====== Data rows ======

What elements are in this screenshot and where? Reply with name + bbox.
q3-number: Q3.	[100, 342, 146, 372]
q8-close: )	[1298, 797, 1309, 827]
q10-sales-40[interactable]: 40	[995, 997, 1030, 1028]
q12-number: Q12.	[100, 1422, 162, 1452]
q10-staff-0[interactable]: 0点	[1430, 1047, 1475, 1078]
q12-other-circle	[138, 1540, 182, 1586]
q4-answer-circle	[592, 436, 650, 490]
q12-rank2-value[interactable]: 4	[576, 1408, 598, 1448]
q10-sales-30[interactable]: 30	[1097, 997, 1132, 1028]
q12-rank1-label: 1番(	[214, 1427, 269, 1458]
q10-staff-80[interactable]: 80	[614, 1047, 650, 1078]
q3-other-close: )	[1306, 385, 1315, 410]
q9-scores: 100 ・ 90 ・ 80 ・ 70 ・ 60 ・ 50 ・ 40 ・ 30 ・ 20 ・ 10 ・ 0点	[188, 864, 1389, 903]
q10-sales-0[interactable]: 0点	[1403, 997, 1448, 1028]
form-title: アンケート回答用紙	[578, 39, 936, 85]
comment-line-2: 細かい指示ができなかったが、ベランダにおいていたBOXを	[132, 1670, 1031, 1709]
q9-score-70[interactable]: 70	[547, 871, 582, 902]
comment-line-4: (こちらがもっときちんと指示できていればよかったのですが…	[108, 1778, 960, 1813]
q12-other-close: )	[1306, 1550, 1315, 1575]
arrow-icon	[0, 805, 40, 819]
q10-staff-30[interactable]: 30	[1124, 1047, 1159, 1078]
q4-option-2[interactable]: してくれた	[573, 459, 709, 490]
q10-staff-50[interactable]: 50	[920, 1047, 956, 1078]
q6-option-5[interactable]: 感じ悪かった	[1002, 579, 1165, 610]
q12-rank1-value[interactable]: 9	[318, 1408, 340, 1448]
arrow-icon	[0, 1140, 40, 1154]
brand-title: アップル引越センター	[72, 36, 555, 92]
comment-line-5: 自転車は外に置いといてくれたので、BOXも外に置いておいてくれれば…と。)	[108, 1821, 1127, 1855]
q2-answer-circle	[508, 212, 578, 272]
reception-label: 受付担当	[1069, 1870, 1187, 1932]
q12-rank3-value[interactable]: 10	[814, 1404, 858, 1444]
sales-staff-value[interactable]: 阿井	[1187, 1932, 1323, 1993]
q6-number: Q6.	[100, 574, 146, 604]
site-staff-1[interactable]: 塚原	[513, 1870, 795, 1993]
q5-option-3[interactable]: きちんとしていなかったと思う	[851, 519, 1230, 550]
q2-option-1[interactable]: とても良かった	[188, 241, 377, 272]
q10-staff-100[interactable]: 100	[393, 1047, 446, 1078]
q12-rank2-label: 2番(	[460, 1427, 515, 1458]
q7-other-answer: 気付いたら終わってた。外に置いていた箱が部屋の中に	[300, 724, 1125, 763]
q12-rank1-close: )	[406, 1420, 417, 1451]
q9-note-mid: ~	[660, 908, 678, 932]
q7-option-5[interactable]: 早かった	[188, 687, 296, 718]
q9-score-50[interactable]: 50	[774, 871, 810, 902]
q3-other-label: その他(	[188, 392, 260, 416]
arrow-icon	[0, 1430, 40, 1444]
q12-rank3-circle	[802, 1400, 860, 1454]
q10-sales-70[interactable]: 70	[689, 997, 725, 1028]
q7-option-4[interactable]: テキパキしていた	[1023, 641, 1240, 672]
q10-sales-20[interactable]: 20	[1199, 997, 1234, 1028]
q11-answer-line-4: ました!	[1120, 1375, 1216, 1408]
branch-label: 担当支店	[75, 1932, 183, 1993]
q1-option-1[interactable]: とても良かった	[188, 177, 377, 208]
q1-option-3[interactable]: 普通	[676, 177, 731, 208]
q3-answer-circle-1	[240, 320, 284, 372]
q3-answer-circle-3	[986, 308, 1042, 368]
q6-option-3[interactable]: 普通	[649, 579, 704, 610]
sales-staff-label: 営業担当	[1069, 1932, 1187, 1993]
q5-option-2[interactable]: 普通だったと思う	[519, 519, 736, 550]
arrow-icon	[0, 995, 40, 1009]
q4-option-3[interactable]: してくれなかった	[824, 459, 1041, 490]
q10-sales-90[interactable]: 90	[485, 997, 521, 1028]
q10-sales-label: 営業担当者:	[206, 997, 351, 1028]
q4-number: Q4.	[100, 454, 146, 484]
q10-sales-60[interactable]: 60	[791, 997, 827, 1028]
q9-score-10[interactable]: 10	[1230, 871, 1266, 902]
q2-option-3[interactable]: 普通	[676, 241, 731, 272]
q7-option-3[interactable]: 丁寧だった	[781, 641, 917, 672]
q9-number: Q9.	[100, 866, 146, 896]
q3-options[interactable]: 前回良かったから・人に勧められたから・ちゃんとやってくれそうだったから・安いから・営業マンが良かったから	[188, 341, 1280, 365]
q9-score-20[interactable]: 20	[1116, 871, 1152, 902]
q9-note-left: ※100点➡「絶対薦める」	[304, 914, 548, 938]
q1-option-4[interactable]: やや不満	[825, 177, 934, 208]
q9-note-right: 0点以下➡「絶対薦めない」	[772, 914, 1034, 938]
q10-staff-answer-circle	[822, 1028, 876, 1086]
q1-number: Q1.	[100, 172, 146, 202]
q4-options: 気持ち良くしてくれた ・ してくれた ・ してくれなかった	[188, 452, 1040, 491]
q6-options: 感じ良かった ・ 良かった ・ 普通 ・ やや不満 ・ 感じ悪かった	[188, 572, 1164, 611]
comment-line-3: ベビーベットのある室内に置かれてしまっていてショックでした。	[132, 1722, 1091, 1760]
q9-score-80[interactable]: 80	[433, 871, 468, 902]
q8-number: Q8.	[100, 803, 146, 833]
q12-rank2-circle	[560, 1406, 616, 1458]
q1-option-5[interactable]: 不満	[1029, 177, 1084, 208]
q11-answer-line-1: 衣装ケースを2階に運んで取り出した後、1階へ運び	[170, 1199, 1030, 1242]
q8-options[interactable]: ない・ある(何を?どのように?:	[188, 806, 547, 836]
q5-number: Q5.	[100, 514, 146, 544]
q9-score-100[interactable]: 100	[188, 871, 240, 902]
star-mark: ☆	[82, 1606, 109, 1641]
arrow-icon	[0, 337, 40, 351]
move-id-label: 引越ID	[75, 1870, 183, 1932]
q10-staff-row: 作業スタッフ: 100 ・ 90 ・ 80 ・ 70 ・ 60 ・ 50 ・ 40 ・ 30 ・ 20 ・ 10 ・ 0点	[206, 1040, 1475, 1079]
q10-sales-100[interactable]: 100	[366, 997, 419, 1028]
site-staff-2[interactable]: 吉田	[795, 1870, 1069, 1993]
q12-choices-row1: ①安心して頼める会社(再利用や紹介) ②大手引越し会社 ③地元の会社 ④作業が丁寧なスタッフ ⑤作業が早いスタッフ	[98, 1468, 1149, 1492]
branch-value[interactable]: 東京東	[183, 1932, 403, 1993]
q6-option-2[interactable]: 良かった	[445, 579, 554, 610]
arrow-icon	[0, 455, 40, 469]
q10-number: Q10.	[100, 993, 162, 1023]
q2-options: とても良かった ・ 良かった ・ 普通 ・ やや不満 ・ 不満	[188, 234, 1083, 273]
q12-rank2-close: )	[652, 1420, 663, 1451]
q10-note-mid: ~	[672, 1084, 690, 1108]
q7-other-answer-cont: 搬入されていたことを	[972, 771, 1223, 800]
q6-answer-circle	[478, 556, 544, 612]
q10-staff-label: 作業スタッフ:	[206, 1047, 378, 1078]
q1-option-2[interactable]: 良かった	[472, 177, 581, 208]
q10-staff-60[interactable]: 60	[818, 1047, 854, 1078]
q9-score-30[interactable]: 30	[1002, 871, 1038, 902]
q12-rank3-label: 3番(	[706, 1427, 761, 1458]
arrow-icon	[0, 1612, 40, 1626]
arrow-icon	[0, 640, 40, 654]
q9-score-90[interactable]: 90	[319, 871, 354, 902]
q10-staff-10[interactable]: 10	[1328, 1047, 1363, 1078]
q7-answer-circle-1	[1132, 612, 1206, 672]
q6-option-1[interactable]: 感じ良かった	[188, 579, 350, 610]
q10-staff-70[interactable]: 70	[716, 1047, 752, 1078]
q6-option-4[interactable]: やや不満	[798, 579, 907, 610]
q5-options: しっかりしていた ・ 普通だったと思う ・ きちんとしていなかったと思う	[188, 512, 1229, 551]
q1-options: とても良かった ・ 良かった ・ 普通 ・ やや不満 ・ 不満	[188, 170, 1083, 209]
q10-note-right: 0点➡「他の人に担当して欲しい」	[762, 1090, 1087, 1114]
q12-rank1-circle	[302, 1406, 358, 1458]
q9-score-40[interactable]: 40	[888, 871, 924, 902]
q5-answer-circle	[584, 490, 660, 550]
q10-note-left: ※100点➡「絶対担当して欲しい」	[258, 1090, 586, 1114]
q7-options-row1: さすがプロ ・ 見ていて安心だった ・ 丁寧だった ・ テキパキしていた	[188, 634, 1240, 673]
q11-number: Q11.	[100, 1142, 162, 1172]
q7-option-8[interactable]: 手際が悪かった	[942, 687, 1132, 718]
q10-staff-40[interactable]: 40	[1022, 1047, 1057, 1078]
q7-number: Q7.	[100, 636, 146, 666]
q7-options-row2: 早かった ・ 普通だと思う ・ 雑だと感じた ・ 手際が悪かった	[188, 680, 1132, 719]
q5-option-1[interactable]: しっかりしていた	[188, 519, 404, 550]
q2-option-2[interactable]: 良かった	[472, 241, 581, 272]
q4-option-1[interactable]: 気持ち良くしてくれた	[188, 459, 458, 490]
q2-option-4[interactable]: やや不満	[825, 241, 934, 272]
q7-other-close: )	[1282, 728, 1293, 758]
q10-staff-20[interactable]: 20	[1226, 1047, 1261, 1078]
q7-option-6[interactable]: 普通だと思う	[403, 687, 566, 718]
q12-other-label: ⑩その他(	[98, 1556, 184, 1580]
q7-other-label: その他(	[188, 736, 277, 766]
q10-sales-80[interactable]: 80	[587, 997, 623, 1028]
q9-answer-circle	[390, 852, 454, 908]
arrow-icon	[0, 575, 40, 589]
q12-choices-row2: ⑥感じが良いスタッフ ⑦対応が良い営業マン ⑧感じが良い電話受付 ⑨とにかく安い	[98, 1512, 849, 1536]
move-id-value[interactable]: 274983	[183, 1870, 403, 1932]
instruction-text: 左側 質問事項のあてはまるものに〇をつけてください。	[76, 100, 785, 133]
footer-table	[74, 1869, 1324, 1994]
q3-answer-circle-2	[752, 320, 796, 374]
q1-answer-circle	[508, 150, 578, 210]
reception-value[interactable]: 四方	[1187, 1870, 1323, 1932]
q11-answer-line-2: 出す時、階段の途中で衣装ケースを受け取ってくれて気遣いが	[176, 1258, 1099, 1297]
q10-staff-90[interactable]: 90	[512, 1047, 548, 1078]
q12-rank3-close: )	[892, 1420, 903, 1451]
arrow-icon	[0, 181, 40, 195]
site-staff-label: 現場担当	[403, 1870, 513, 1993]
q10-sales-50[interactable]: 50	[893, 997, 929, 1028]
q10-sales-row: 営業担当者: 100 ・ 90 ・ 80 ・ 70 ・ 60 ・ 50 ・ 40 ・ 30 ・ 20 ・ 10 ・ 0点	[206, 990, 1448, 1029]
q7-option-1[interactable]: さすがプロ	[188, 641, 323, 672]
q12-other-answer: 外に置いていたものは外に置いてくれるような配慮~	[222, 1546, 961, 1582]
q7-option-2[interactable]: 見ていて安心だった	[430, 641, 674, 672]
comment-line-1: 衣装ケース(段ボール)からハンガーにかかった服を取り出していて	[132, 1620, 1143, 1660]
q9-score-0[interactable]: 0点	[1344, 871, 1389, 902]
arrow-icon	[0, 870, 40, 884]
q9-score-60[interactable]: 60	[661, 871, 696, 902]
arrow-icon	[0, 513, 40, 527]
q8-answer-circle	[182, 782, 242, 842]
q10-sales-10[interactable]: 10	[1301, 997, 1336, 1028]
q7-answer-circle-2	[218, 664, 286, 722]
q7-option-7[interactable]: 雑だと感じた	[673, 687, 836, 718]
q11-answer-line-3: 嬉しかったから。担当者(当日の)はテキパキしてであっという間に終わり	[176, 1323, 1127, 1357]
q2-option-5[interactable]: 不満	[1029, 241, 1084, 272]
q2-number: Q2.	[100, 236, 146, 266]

======

* Short problem: Write out word for word everything from the start of the entries through the line containing "1670, 1031, 1709]", including both of those lines.

* Written response:
What elements are in this screenshot and where? Reply with name + bbox.
q3-number: Q3.	[100, 342, 146, 372]
q8-close: )	[1298, 797, 1309, 827]
q10-sales-40[interactable]: 40	[995, 997, 1030, 1028]
q12-number: Q12.	[100, 1422, 162, 1452]
q10-staff-0[interactable]: 0点	[1430, 1047, 1475, 1078]
q12-other-circle	[138, 1540, 182, 1586]
q4-answer-circle	[592, 436, 650, 490]
q12-rank2-value[interactable]: 4	[576, 1408, 598, 1448]
q10-sales-30[interactable]: 30	[1097, 997, 1132, 1028]
q12-rank1-label: 1番(	[214, 1427, 269, 1458]
q10-staff-80[interactable]: 80	[614, 1047, 650, 1078]
q3-other-close: )	[1306, 385, 1315, 410]
q9-scores: 100 ・ 90 ・ 80 ・ 70 ・ 60 ・ 50 ・ 40 ・ 30 ・ 20 ・ 10 ・ 0点	[188, 864, 1389, 903]
q10-sales-0[interactable]: 0点	[1403, 997, 1448, 1028]
form-title: アンケート回答用紙	[578, 39, 936, 85]
comment-line-2: 細かい指示ができなかったが、ベランダにおいていたBOXを	[132, 1670, 1031, 1709]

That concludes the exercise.